Duplicate the lines below word for word, keeping every one of them.

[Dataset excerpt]
☆ ☆ ☆ ☆ ☆ ☆ ☆

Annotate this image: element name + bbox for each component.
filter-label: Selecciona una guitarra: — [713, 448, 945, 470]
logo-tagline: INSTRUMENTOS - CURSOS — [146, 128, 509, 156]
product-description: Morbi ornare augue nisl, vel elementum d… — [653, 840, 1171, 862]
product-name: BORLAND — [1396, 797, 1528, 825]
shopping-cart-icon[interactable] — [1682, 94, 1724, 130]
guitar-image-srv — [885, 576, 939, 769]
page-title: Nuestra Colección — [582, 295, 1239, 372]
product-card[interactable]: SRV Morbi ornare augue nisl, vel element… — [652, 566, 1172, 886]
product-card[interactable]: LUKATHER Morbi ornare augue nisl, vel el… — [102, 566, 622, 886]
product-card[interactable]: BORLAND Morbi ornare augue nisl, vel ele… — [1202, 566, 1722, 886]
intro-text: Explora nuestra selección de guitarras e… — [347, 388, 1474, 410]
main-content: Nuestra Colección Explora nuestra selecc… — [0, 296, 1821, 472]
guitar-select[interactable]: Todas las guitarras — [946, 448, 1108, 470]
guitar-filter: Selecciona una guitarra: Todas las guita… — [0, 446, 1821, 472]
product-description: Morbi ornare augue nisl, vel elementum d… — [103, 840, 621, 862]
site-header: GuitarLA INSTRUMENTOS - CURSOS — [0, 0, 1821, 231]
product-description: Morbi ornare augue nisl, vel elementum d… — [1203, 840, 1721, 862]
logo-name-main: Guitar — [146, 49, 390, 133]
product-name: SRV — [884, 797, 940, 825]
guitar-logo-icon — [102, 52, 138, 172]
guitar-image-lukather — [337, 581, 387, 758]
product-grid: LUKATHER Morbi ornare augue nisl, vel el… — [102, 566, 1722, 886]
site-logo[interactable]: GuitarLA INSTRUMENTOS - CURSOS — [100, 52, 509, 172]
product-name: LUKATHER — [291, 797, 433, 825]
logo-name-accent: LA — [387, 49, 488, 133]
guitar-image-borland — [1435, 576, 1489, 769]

☆ ☆ ☆ ☆ ☆ ☆ ☆

_FINAL RESULT_:
Annotate this image: element name + bbox for each component.
filter-label: Selecciona una guitarra: — [713, 448, 945, 470]
logo-tagline: INSTRUMENTOS - CURSOS — [146, 128, 509, 156]
product-description: Morbi ornare augue nisl, vel elementum d… — [653, 840, 1171, 862]
product-name: BORLAND — [1396, 797, 1528, 825]
shopping-cart-icon[interactable] — [1682, 94, 1724, 130]
guitar-image-srv — [885, 576, 939, 769]
page-title: Nuestra Colección — [582, 295, 1239, 372]
product-card[interactable]: SRV Morbi ornare augue nisl, vel element… — [652, 566, 1172, 886]
product-card[interactable]: LUKATHER Morbi ornare augue nisl, vel el… — [102, 566, 622, 886]
product-card[interactable]: BORLAND Morbi ornare augue nisl, vel ele… — [1202, 566, 1722, 886]
intro-text: Explora nuestra selección de guitarras e… — [347, 388, 1474, 410]
main-content: Nuestra Colección Explora nuestra selecc… — [0, 296, 1821, 472]
guitar-select[interactable]: Todas las guitarras — [946, 448, 1108, 470]
guitar-filter: Selecciona una guitarra: Todas las guita… — [0, 446, 1821, 472]
product-description: Morbi ornare augue nisl, vel elementum d… — [103, 840, 621, 862]
site-header: GuitarLA INSTRUMENTOS - CURSOS — [0, 0, 1821, 231]
product-description: Morbi ornare augue nisl, vel elementum d… — [1203, 840, 1721, 862]
logo-name-main: Guitar — [146, 49, 390, 133]
product-name: SRV — [884, 797, 940, 825]
guitar-logo-icon — [102, 52, 138, 172]
guitar-image-lukather — [337, 581, 387, 758]
product-grid: LUKATHER Morbi ornare augue nisl, vel el… — [102, 566, 1722, 886]
site-logo[interactable]: GuitarLA INSTRUMENTOS - CURSOS — [100, 52, 509, 172]
product-name: LUKATHER — [291, 797, 433, 825]
logo-name-accent: LA — [387, 49, 488, 133]
guitar-image-borland — [1435, 576, 1489, 769]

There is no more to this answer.